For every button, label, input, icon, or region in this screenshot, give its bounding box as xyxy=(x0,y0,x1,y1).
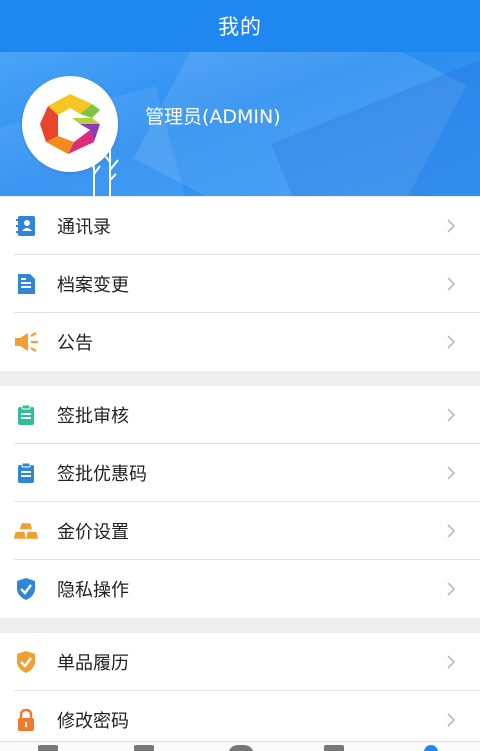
chevron-right-icon xyxy=(447,335,456,349)
menu-item-label: 修改密码 xyxy=(57,711,129,732)
username: 管理员(ADMIN) xyxy=(145,106,281,128)
menu-item-label: 单品履历 xyxy=(57,653,129,674)
chevron-right-icon xyxy=(447,655,456,669)
page-title: 我的 xyxy=(218,15,262,39)
menu-item-contacts[interactable]: 通讯录 xyxy=(0,197,480,255)
chevron-right-icon xyxy=(447,524,456,538)
menu-section-2: 签批审核 签批优惠码 金价设置 隐私操作 xyxy=(0,386,480,618)
top-bar: 我的 xyxy=(0,0,480,52)
menu-item-label: 公告 xyxy=(57,333,93,354)
nav-school-icon[interactable] xyxy=(228,745,254,751)
chevron-right-icon xyxy=(447,466,456,480)
chevron-right-icon xyxy=(447,277,456,291)
clipboard-icon xyxy=(18,462,34,483)
gold-bars-icon xyxy=(13,523,39,539)
menu-item-label: 签批优惠码 xyxy=(57,464,147,485)
menu-item-label: 金价设置 xyxy=(57,522,129,543)
menu-item-gold-price-settings[interactable]: 金价设置 xyxy=(0,502,480,560)
shield-check-icon xyxy=(17,651,35,673)
contacts-icon xyxy=(16,216,35,236)
menu-item-label: 签批审核 xyxy=(57,406,129,427)
menu-section-3: 单品履历 修改密码 xyxy=(0,633,480,749)
nav-list-icon[interactable] xyxy=(134,745,154,751)
menu-item-approval-coupon[interactable]: 签批优惠码 xyxy=(0,444,480,502)
menu-item-approval-review[interactable]: 签批审核 xyxy=(0,386,480,444)
menu-item-product-history[interactable]: 单品履历 xyxy=(0,633,480,691)
menu-item-label: 通讯录 xyxy=(57,217,111,238)
clipboard-icon xyxy=(18,404,34,425)
profile-header[interactable]: 管理员(ADMIN) xyxy=(0,52,480,196)
menu-item-label: 隐私操作 xyxy=(57,580,129,601)
menu-item-label: 档案变更 xyxy=(57,275,129,296)
app-logo-icon xyxy=(40,94,100,154)
document-icon xyxy=(18,274,35,294)
menu-section-1: 通讯录 档案变更 公告 xyxy=(0,197,480,371)
chevron-right-icon xyxy=(447,408,456,422)
lock-icon xyxy=(18,708,34,731)
nav-home-icon[interactable] xyxy=(38,745,58,751)
chevron-right-icon xyxy=(447,713,456,727)
nav-chart-icon[interactable] xyxy=(324,745,344,751)
avatar[interactable] xyxy=(22,76,118,172)
shield-check-icon xyxy=(17,578,35,600)
chevron-right-icon xyxy=(447,582,456,596)
menu-item-archive-change[interactable]: 档案变更 xyxy=(0,255,480,313)
megaphone-icon xyxy=(15,332,38,352)
menu-item-privacy-operation[interactable]: 隐私操作 xyxy=(0,560,480,618)
chevron-right-icon xyxy=(447,219,456,233)
nav-profile-icon[interactable] xyxy=(424,745,438,751)
menu-item-announcement[interactable]: 公告 xyxy=(0,313,480,371)
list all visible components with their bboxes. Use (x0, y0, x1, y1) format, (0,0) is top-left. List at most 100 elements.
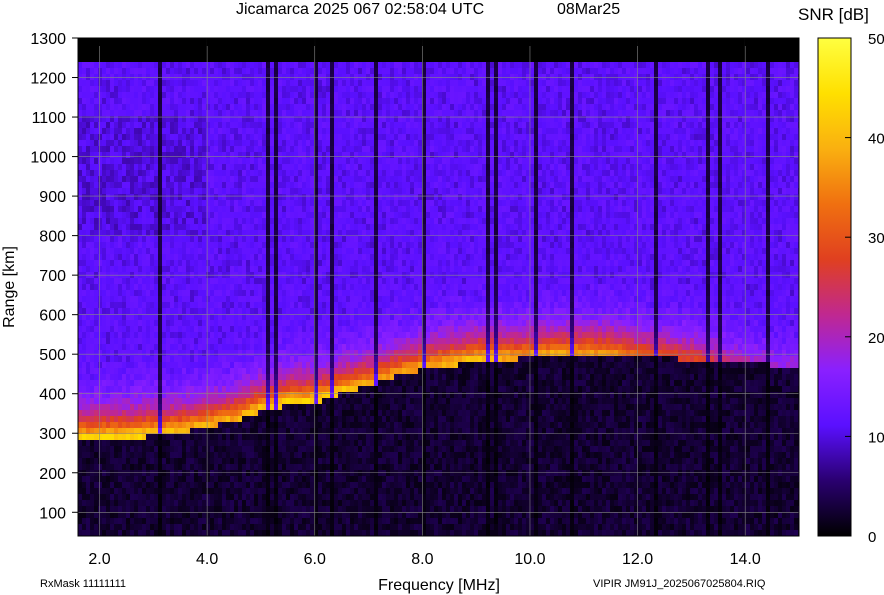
heatmap-cell (110, 92, 114, 98)
heatmap-cell (130, 512, 134, 518)
heatmap-cell (210, 86, 214, 92)
heatmap-cell (150, 86, 154, 92)
heatmap-cell (290, 464, 294, 470)
heatmap-cell (294, 506, 298, 512)
heatmap-cell (302, 176, 306, 182)
heatmap-cell (126, 212, 130, 218)
heatmap-cell (318, 530, 322, 536)
heatmap-cell (194, 398, 198, 404)
heatmap-cell (226, 530, 230, 536)
heatmap-cell (198, 158, 202, 164)
heatmap-cell (186, 86, 190, 92)
heatmap-cell (230, 218, 234, 224)
heatmap-cell (146, 452, 150, 458)
heatmap-cell (282, 494, 286, 500)
heatmap-cell (290, 86, 294, 92)
heatmap-cell (174, 506, 178, 512)
heatmap-cell (130, 152, 134, 158)
heatmap-cell (130, 182, 134, 188)
heatmap-cell (198, 344, 202, 350)
heatmap-cell (194, 374, 198, 380)
heatmap-cell (90, 344, 94, 350)
heatmap-cell (134, 224, 138, 230)
heatmap-cell (270, 326, 274, 332)
heatmap-cell (102, 212, 106, 218)
heatmap-cell (162, 308, 166, 314)
heatmap-cell (134, 476, 138, 482)
heatmap-cell (98, 260, 102, 266)
heatmap-cell (310, 506, 314, 512)
heatmap-cell (278, 344, 282, 350)
heatmap-cell (102, 242, 106, 248)
heatmap-cell (290, 302, 294, 308)
heatmap-cell (270, 290, 274, 296)
heatmap-cell (90, 416, 94, 422)
heatmap-cell (238, 218, 242, 224)
heatmap-cell (170, 386, 174, 392)
heatmap-cell (290, 446, 294, 452)
heatmap-cell (166, 140, 170, 146)
heatmap-cell (294, 446, 298, 452)
heatmap-cell (166, 86, 170, 92)
heatmap-cell (222, 146, 226, 152)
heatmap-cell (202, 242, 206, 248)
heatmap-cell (98, 404, 102, 410)
heatmap-cell (270, 68, 274, 74)
heatmap-cell (178, 482, 182, 488)
heatmap-cell (322, 62, 326, 68)
heatmap-cell (258, 74, 262, 80)
heatmap-cell (134, 512, 138, 518)
heatmap-cell (210, 248, 214, 254)
heatmap-cell (206, 446, 210, 452)
heatmap-cell (130, 122, 134, 128)
heatmap-cell (162, 482, 166, 488)
heatmap-cell (130, 446, 134, 452)
heatmap-cell (202, 422, 206, 428)
heatmap-cell (274, 176, 278, 182)
heatmap-cell (202, 518, 206, 524)
heatmap-cell (118, 206, 122, 212)
heatmap-cell (182, 326, 186, 332)
heatmap-cell (302, 524, 306, 530)
heatmap-cell (150, 182, 154, 188)
heatmap-cell (214, 362, 218, 368)
heatmap-cell (222, 512, 226, 518)
heatmap-cell (306, 356, 310, 362)
heatmap-cell (318, 206, 322, 212)
heatmap-cell (118, 500, 122, 506)
heatmap-cell (114, 242, 118, 248)
heatmap-cell (166, 74, 170, 80)
heatmap-cell (286, 302, 290, 308)
heatmap-cell (258, 278, 262, 284)
heatmap-cell (266, 482, 270, 488)
heatmap-cell (250, 296, 254, 302)
heatmap-cell (90, 530, 94, 536)
heatmap-cell (262, 326, 266, 332)
heatmap-cell (182, 182, 186, 188)
heatmap-cell (246, 524, 250, 530)
heatmap-cell (222, 332, 226, 338)
heatmap-cell (326, 512, 330, 518)
heatmap-cell (146, 302, 150, 308)
heatmap-cell (162, 344, 166, 350)
heatmap-cell (178, 284, 182, 290)
heatmap-cell (222, 110, 226, 116)
heatmap-cell (242, 110, 246, 116)
heatmap-cell (94, 260, 98, 266)
heatmap-cell (294, 92, 298, 98)
heatmap-cell (178, 398, 182, 404)
heatmap-cell (146, 188, 150, 194)
heatmap-cell (222, 398, 226, 404)
heatmap-cell (106, 146, 110, 152)
heatmap-cell (150, 92, 154, 98)
heatmap-cell (322, 296, 326, 302)
heatmap-cell (154, 224, 158, 230)
heatmap-cell (238, 230, 242, 236)
heatmap-cell (170, 374, 174, 380)
heatmap-cell (302, 218, 306, 224)
heatmap-cell (90, 458, 94, 464)
heatmap-cell (262, 422, 266, 428)
heatmap-cell (106, 332, 110, 338)
heatmap-cell (242, 170, 246, 176)
heatmap-cell (122, 440, 126, 446)
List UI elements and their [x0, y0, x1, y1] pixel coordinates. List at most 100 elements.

_Challenge_. Reproduce all of the rows above verbatim, omitting every picture placeholder.

_Exercise response_.
For every button, label, input, icon, or region in this screenshot, give its bounding box as xyxy=(x0,y0,x1,y1).
chevron-right-icon xyxy=(447,335,456,349)
menu-item-label: 修改密码 xyxy=(57,711,129,732)
username: 管理员(ADMIN) xyxy=(145,106,281,128)
menu-item-label: 单品履历 xyxy=(57,653,129,674)
chevron-right-icon xyxy=(447,655,456,669)
page-title: 我的 xyxy=(218,15,262,39)
menu-item-contacts[interactable]: 通讯录 xyxy=(0,197,480,255)
chevron-right-icon xyxy=(447,524,456,538)
menu-section-2: 签批审核 签批优惠码 金价设置 隐私操作 xyxy=(0,386,480,618)
top-bar: 我的 xyxy=(0,0,480,52)
menu-item-label: 公告 xyxy=(57,333,93,354)
nav-school-icon[interactable] xyxy=(228,745,254,751)
chevron-right-icon xyxy=(447,466,456,480)
chevron-right-icon xyxy=(447,277,456,291)
clipboard-icon xyxy=(18,462,34,483)
gold-bars-icon xyxy=(13,523,39,539)
menu-item-label: 签批优惠码 xyxy=(57,464,147,485)
menu-item-label: 金价设置 xyxy=(57,522,129,543)
menu-item-gold-price-settings[interactable]: 金价设置 xyxy=(0,502,480,560)
shield-check-icon xyxy=(17,651,35,673)
contacts-icon xyxy=(16,216,35,236)
menu-item-label: 签批审核 xyxy=(57,406,129,427)
menu-section-3: 单品履历 修改密码 xyxy=(0,633,480,749)
nav-list-icon[interactable] xyxy=(134,745,154,751)
menu-item-approval-coupon[interactable]: 签批优惠码 xyxy=(0,444,480,502)
menu-item-approval-review[interactable]: 签批审核 xyxy=(0,386,480,444)
menu-item-product-history[interactable]: 单品履历 xyxy=(0,633,480,691)
menu-item-label: 通讯录 xyxy=(57,217,111,238)
clipboard-icon xyxy=(18,404,34,425)
profile-header[interactable]: 管理员(ADMIN) xyxy=(0,52,480,196)
menu-item-label: 隐私操作 xyxy=(57,580,129,601)
menu-item-label: 档案变更 xyxy=(57,275,129,296)
app-logo-icon xyxy=(40,94,100,154)
document-icon xyxy=(18,274,35,294)
menu-section-1: 通讯录 档案变更 公告 xyxy=(0,197,480,371)
chevron-right-icon xyxy=(447,408,456,422)
lock-icon xyxy=(18,708,34,731)
nav-home-icon[interactable] xyxy=(38,745,58,751)
chevron-right-icon xyxy=(447,713,456,727)
nav-chart-icon[interactable] xyxy=(324,745,344,751)
avatar[interactable] xyxy=(22,76,118,172)
shield-check-icon xyxy=(17,578,35,600)
chevron-right-icon xyxy=(447,582,456,596)
menu-item-archive-change[interactable]: 档案变更 xyxy=(0,255,480,313)
megaphone-icon xyxy=(15,332,38,352)
menu-item-privacy-operation[interactable]: 隐私操作 xyxy=(0,560,480,618)
chevron-right-icon xyxy=(447,219,456,233)
nav-profile-icon[interactable] xyxy=(424,745,438,751)
menu-item-announcement[interactable]: 公告 xyxy=(0,313,480,371)
list all visible components with their bboxes. Use (x0, y0, x1, y1) format, (0,0) is top-left. List at most 100 elements.
heatmap-cell (110, 92, 114, 98)
heatmap-cell (130, 512, 134, 518)
heatmap-cell (210, 86, 214, 92)
heatmap-cell (150, 86, 154, 92)
heatmap-cell (290, 464, 294, 470)
heatmap-cell (294, 506, 298, 512)
heatmap-cell (302, 176, 306, 182)
heatmap-cell (126, 212, 130, 218)
heatmap-cell (318, 530, 322, 536)
heatmap-cell (194, 398, 198, 404)
heatmap-cell (226, 530, 230, 536)
heatmap-cell (198, 158, 202, 164)
heatmap-cell (186, 86, 190, 92)
heatmap-cell (230, 218, 234, 224)
heatmap-cell (146, 452, 150, 458)
heatmap-cell (282, 494, 286, 500)
heatmap-cell (290, 86, 294, 92)
heatmap-cell (174, 506, 178, 512)
heatmap-cell (130, 152, 134, 158)
heatmap-cell (130, 182, 134, 188)
heatmap-cell (198, 344, 202, 350)
heatmap-cell (194, 374, 198, 380)
heatmap-cell (90, 344, 94, 350)
heatmap-cell (134, 224, 138, 230)
heatmap-cell (270, 326, 274, 332)
heatmap-cell (102, 212, 106, 218)
heatmap-cell (162, 308, 166, 314)
heatmap-cell (134, 476, 138, 482)
heatmap-cell (98, 260, 102, 266)
heatmap-cell (310, 506, 314, 512)
heatmap-cell (278, 344, 282, 350)
heatmap-cell (102, 242, 106, 248)
heatmap-cell (290, 302, 294, 308)
heatmap-cell (270, 290, 274, 296)
heatmap-cell (90, 416, 94, 422)
heatmap-cell (238, 218, 242, 224)
heatmap-cell (170, 386, 174, 392)
heatmap-cell (290, 446, 294, 452)
heatmap-cell (166, 140, 170, 146)
heatmap-cell (294, 446, 298, 452)
heatmap-cell (166, 86, 170, 92)
heatmap-cell (222, 146, 226, 152)
heatmap-cell (202, 242, 206, 248)
heatmap-cell (98, 404, 102, 410)
heatmap-cell (270, 68, 274, 74)
heatmap-cell (178, 482, 182, 488)
heatmap-cell (322, 62, 326, 68)
heatmap-cell (258, 74, 262, 80)
heatmap-cell (134, 512, 138, 518)
heatmap-cell (210, 248, 214, 254)
heatmap-cell (206, 446, 210, 452)
heatmap-cell (130, 122, 134, 128)
heatmap-cell (162, 482, 166, 488)
heatmap-cell (130, 446, 134, 452)
heatmap-cell (202, 422, 206, 428)
heatmap-cell (274, 176, 278, 182)
heatmap-cell (202, 518, 206, 524)
heatmap-cell (118, 206, 122, 212)
heatmap-cell (182, 326, 186, 332)
heatmap-cell (302, 524, 306, 530)
heatmap-cell (150, 182, 154, 188)
heatmap-cell (214, 362, 218, 368)
heatmap-cell (222, 512, 226, 518)
heatmap-cell (306, 356, 310, 362)
heatmap-cell (318, 206, 322, 212)
heatmap-cell (118, 500, 122, 506)
heatmap-cell (114, 242, 118, 248)
heatmap-cell (166, 74, 170, 80)
heatmap-cell (286, 302, 290, 308)
heatmap-cell (258, 278, 262, 284)
heatmap-cell (266, 482, 270, 488)
heatmap-cell (250, 296, 254, 302)
heatmap-cell (90, 530, 94, 536)
heatmap-cell (262, 326, 266, 332)
heatmap-cell (182, 182, 186, 188)
heatmap-cell (246, 524, 250, 530)
heatmap-cell (222, 332, 226, 338)
heatmap-cell (326, 512, 330, 518)
heatmap-cell (146, 302, 150, 308)
heatmap-cell (162, 344, 166, 350)
heatmap-cell (178, 284, 182, 290)
heatmap-cell (222, 110, 226, 116)
heatmap-cell (242, 110, 246, 116)
heatmap-cell (94, 260, 98, 266)
heatmap-cell (294, 92, 298, 98)
heatmap-cell (178, 398, 182, 404)
heatmap-cell (146, 188, 150, 194)
heatmap-cell (222, 398, 226, 404)
heatmap-cell (106, 146, 110, 152)
heatmap-cell (150, 92, 154, 98)
heatmap-cell (322, 296, 326, 302)
heatmap-cell (154, 224, 158, 230)
heatmap-cell (238, 230, 242, 236)
heatmap-cell (170, 374, 174, 380)
heatmap-cell (302, 218, 306, 224)
heatmap-cell (90, 458, 94, 464)
heatmap-cell (262, 422, 266, 428)
heatmap-cell (106, 332, 110, 338)
heatmap-cell (242, 170, 246, 176)
heatmap-cell (122, 440, 126, 446)
List UI elements and their [x0, y0, x1, y1] pixel coordinates. List at most 100 elements.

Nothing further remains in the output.